**Problem to solve**
Nothing but the lines from the one containing "Decode this image" to the end of the data should be returned, each exactly as written.

╭─ Supplied records

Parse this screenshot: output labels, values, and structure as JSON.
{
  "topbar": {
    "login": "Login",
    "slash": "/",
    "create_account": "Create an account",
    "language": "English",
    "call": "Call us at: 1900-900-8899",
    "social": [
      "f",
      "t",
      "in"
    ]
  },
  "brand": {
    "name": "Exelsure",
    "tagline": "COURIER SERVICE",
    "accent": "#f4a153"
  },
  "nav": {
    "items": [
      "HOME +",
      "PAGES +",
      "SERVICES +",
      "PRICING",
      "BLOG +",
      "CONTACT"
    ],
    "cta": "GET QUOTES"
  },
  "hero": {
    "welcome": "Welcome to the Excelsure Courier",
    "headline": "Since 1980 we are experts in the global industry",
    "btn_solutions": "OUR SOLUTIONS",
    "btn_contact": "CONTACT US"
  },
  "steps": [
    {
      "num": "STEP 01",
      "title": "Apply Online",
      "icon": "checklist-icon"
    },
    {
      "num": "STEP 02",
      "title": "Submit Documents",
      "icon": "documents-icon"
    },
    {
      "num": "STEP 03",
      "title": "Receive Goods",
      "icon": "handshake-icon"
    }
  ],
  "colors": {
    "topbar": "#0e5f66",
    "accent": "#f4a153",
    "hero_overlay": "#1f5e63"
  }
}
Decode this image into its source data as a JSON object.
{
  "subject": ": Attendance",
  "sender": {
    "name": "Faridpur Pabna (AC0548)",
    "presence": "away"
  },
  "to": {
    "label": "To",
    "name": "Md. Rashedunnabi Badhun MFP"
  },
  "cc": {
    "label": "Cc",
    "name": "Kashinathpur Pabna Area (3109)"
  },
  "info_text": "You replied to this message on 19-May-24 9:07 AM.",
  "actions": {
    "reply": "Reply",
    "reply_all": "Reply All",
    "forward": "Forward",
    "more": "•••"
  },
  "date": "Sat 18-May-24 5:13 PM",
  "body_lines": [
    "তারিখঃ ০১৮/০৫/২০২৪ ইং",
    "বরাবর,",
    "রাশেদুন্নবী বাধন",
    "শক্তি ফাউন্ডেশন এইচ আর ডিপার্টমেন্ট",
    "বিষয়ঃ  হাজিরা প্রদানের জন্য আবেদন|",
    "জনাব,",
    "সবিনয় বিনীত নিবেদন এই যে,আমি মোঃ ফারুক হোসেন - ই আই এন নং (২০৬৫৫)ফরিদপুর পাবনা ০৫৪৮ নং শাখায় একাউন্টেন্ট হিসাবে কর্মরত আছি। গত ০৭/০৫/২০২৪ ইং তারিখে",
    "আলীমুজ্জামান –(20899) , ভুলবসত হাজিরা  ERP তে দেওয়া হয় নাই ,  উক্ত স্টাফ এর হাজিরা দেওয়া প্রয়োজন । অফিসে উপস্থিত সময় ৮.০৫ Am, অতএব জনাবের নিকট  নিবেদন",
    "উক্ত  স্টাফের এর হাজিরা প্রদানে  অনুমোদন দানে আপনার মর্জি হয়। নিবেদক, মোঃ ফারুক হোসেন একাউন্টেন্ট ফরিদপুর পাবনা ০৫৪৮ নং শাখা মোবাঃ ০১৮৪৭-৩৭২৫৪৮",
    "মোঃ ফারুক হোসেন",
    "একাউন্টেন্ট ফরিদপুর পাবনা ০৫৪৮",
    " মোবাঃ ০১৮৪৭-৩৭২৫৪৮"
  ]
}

╰─

**Answer below**
Decode this image into its source data as a JSON object.
{
  "subject": ": Attendance",
  "sender": {
    "name": "Faridpur Pabna (AC0548)",
    "presence": "away"
  },
  "to": {
    "label": "To",
    "name": "Md. Rashedunnabi Badhun MFP"
  },
  "cc": {
    "label": "Cc",
    "name": "Kashinathpur Pabna Area (3109)"
  },
  "info_text": "You replied to this message on 19-May-24 9:07 AM.",
  "actions": {
    "reply": "Reply",
    "reply_all": "Reply All",
    "forward": "Forward",
    "more": "•••"
  },
  "date": "Sat 18-May-24 5:13 PM",
  "body_lines": [
    "তারিখঃ ০১৮/০৫/২০২৪ ইং",
    "বরাবর,",
    "রাশেদুন্নবী বাধন",
    "শক্তি ফাউন্ডেশন এইচ আর ডিপার্টমেন্ট",
    "বিষয়ঃ  হাজিরা প্রদানের জন্য আবেদন|",
    "জনাব,",
    "সবিনয় বিনীত নিবেদন এই যে,আমি মোঃ ফারুক হোসেন - ই আই এন নং (২০৬৫৫)ফরিদপুর পাবনা ০৫৪৮ নং শাখায় একাউন্টেন্ট হিসাবে কর্মরত আছি। গত ০৭/০৫/২০২৪ ইং তারিখে",
    "আলীমুজ্জামান –(20899) , ভুলবসত হাজিরা  ERP তে দেওয়া হয় নাই ,  উক্ত স্টাফ এর হাজিরা দেওয়া প্রয়োজন । অফিসে উপস্থিত সময় ৮.০৫ Am, অতএব জনাবের নিকট  নিবেদন",
    "উক্ত  স্টাফের এর হাজিরা প্রদানে  অনুমোদন দানে আপনার মর্জি হয়। নিবেদক, মোঃ ফারুক হোসেন একাউন্টেন্ট ফরিদপুর পাবনা ০৫৪৮ নং শাখা মোবাঃ ০১৮৪৭-৩৭২৫৪৮",
    "মোঃ ফারুক হোসেন",
    "একাউন্টেন্ট ফরিদপুর পাবনা ০৫৪৮",
    " মোবাঃ ০১৮৪৭-৩৭২৫৪৮"
  ]
}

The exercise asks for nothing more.